■ WORK TO BE COMPLETED ■
Set out every line bearing the string "ineficazes".

[Saved entries]
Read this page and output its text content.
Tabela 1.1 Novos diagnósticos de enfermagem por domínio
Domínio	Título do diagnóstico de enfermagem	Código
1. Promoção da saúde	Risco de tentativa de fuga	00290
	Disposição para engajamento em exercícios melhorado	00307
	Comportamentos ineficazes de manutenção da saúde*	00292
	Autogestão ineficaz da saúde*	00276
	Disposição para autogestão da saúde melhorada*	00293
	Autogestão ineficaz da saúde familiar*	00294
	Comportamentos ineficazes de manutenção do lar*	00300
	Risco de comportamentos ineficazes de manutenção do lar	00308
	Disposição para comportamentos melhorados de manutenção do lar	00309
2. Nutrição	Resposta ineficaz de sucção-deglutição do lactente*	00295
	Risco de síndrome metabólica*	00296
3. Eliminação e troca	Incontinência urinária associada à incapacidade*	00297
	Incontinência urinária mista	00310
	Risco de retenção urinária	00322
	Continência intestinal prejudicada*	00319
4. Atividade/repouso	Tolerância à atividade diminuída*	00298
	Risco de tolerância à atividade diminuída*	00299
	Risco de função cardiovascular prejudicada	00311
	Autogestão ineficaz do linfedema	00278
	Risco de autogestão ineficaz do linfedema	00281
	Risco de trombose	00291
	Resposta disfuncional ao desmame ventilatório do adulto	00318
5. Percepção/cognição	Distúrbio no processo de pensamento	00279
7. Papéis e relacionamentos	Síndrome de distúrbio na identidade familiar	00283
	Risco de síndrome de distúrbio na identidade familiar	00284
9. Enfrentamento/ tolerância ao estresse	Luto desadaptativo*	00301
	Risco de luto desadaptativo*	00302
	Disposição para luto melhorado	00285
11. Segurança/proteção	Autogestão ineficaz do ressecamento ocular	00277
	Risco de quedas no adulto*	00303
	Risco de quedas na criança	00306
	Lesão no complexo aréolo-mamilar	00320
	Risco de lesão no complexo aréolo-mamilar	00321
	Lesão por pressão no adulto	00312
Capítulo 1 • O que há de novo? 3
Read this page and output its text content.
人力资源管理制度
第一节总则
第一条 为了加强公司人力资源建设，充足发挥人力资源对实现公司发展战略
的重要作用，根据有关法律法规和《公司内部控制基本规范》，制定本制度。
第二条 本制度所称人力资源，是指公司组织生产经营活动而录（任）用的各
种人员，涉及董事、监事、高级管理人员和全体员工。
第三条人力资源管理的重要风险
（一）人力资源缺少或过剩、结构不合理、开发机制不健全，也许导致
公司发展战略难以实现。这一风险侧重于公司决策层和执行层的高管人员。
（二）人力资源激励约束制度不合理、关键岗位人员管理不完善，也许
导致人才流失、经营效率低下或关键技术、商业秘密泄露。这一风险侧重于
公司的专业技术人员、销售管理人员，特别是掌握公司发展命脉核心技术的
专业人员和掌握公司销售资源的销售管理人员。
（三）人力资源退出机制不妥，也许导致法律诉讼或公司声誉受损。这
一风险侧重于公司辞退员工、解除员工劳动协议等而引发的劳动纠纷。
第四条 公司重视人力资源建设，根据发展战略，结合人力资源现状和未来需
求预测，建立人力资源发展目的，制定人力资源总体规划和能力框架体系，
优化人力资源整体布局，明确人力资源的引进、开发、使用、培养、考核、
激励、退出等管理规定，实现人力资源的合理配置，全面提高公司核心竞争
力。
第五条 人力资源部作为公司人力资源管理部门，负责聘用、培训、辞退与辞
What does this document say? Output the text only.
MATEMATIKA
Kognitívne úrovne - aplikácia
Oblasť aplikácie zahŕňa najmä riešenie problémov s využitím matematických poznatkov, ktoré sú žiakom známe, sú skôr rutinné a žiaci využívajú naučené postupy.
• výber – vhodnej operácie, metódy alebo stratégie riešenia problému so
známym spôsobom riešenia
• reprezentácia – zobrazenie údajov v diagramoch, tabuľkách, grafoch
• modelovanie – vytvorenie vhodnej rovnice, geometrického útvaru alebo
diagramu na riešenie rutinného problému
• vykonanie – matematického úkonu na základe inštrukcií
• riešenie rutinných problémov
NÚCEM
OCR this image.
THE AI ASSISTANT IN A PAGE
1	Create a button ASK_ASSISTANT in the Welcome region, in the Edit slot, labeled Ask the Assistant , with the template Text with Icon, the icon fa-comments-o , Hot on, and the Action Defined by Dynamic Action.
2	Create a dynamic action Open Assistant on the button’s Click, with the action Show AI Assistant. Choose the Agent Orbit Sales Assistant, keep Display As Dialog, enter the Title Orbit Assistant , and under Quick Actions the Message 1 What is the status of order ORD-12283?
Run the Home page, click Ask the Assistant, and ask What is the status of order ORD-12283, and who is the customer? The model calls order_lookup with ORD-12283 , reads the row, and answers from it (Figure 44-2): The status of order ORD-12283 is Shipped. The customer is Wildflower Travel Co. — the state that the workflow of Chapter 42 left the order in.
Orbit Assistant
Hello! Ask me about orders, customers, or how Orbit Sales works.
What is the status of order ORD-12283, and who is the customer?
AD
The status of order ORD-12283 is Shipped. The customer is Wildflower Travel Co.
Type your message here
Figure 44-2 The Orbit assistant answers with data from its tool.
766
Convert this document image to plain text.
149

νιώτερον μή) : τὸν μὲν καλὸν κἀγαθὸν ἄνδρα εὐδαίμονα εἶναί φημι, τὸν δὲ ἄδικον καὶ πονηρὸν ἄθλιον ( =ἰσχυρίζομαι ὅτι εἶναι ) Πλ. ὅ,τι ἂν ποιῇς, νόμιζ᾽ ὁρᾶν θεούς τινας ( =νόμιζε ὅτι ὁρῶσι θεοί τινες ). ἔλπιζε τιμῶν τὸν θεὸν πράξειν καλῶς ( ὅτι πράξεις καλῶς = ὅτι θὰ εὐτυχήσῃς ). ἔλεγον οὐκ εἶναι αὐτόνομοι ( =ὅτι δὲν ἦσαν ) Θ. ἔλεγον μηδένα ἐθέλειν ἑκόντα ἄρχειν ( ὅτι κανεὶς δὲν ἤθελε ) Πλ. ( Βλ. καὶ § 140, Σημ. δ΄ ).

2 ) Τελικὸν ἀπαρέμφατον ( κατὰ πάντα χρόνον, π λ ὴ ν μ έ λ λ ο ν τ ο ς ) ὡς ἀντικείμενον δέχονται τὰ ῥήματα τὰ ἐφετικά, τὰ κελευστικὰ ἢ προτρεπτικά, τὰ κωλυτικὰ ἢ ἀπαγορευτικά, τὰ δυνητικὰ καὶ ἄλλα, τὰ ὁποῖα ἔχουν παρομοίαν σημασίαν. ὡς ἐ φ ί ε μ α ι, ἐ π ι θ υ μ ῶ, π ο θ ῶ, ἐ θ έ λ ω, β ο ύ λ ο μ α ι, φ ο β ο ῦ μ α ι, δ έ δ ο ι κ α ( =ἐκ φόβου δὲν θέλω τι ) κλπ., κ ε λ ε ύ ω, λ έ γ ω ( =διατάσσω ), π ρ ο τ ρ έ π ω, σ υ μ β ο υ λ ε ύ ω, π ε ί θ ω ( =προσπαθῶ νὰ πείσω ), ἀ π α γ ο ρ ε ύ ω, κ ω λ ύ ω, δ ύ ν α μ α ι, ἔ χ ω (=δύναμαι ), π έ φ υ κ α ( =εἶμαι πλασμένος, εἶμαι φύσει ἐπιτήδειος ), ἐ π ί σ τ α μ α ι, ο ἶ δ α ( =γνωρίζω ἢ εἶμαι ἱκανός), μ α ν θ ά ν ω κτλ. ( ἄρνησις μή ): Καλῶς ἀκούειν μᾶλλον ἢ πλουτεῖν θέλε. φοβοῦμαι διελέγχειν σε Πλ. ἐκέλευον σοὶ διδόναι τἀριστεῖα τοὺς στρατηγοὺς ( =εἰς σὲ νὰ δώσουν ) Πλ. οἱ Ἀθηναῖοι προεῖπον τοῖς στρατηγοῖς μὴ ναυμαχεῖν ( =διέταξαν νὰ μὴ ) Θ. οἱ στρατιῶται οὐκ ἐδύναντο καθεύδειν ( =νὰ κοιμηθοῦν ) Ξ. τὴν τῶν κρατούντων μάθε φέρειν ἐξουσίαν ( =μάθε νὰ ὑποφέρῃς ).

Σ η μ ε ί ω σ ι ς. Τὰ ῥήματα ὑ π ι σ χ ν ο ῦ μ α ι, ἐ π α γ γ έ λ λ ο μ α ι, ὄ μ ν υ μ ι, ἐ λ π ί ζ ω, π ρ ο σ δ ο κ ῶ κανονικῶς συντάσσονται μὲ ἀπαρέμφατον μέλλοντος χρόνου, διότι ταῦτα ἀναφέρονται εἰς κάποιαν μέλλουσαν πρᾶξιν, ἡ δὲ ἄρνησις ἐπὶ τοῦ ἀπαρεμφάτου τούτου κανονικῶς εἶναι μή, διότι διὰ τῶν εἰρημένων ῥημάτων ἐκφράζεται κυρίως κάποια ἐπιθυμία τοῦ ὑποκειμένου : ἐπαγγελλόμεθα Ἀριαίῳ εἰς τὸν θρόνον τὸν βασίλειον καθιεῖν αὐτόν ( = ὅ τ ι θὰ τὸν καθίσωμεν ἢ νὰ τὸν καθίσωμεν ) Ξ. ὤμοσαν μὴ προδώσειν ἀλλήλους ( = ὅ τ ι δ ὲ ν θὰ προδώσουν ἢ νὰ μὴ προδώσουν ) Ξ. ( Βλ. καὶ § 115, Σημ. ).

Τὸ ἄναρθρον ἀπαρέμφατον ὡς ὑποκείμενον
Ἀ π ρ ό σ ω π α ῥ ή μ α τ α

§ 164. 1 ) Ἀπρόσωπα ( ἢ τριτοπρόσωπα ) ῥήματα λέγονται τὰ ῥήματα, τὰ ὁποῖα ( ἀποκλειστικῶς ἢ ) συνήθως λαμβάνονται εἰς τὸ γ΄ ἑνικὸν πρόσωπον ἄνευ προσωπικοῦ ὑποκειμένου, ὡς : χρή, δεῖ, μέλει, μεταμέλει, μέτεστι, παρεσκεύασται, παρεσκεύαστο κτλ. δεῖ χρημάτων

■ THE ANSWER ■
	Comportamentos ineficazes de manutenção da saúde*	00292
	Comportamentos ineficazes de manutenção do lar*	00300
	Risco de comportamentos ineficazes de manutenção do lar	00308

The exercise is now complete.